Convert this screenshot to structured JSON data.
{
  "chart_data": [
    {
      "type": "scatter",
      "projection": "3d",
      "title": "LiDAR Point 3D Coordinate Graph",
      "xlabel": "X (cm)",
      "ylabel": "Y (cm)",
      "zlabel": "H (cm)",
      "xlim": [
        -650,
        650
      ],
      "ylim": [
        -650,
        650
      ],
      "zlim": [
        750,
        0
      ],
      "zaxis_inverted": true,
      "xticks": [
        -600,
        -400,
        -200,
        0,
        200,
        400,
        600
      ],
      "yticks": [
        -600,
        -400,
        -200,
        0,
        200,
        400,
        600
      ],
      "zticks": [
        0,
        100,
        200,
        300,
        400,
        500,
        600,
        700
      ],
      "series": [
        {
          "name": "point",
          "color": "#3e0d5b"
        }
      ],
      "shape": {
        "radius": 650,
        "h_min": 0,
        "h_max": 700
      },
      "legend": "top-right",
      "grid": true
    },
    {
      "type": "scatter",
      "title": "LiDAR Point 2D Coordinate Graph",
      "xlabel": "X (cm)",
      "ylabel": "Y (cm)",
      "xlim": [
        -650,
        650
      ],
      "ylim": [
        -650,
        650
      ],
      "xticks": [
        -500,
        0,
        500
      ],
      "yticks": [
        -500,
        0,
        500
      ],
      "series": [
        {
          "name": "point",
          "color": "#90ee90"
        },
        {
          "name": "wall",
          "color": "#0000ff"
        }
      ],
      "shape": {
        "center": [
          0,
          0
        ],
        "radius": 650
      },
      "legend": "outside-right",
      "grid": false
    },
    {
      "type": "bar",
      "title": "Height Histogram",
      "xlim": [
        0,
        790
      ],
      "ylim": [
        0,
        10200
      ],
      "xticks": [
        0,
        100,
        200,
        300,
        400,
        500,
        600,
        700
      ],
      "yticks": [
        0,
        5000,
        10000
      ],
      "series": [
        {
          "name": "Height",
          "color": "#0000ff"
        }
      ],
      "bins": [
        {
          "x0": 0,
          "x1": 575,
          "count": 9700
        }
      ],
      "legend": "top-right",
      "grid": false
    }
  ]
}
################
Extract the full listing above without altering anything.

▶ [Task output]:
Convert this screenshot to structured JSON data.
{
  "chart_data": [
    {
      "type": "scatter",
      "projection": "3d",
      "title": "LiDAR Point 3D Coordinate Graph",
      "xlabel": "X (cm)",
      "ylabel": "Y (cm)",
      "zlabel": "H (cm)",
      "xlim": [
        -650,
        650
      ],
      "ylim": [
        -650,
        650
      ],
      "zlim": [
        750,
        0
      ],
      "zaxis_inverted": true,
      "xticks": [
        -600,
        -400,
        -200,
        0,
        200,
        400,
        600
      ],
      "yticks": [
        -600,
        -400,
        -200,
        0,
        200,
        400,
        600
      ],
      "zticks": [
        0,
        100,
        200,
        300,
        400,
        500,
        600,
        700
      ],
      "series": [
        {
          "name": "point",
          "color": "#3e0d5b"
        }
      ],
      "shape": {
        "radius": 650,
        "h_min": 0,
        "h_max": 700
      },
      "legend": "top-right",
      "grid": true
    },
    {
      "type": "scatter",
      "title": "LiDAR Point 2D Coordinate Graph",
      "xlabel": "X (cm)",
      "ylabel": "Y (cm)",
      "xlim": [
        -650,
        650
      ],
      "ylim": [
        -650,
        650
      ],
      "xticks": [
        -500,
        0,
        500
      ],
      "yticks": [
        -500,
        0,
        500
      ],
      "series": [
        {
          "name": "point",
          "color": "#90ee90"
        },
        {
          "name": "wall",
          "color": "#0000ff"
        }
      ],
      "shape": {
        "center": [
          0,
          0
        ],
        "radius": 650
      },
      "legend": "outside-right",
      "grid": false
    },
    {
      "type": "bar",
      "title": "Height Histogram",
      "xlim": [
        0,
        790
      ],
      "ylim": [
        0,
        10200
      ],
      "xticks": [
        0,
        100,
        200,
        300,
        400,
        500,
        600,
        700
      ],
      "yticks": [
        0,
        5000,
        10000
      ],
      "series": [
        {
          "name": "Height",
          "color": "#0000ff"
        }
      ],
      "bins": [
        {
          "x0": 0,
          "x1": 575,
          "count": 9700
        }
      ],
      "legend": "top-right",
      "grid": false
    }
  ]
}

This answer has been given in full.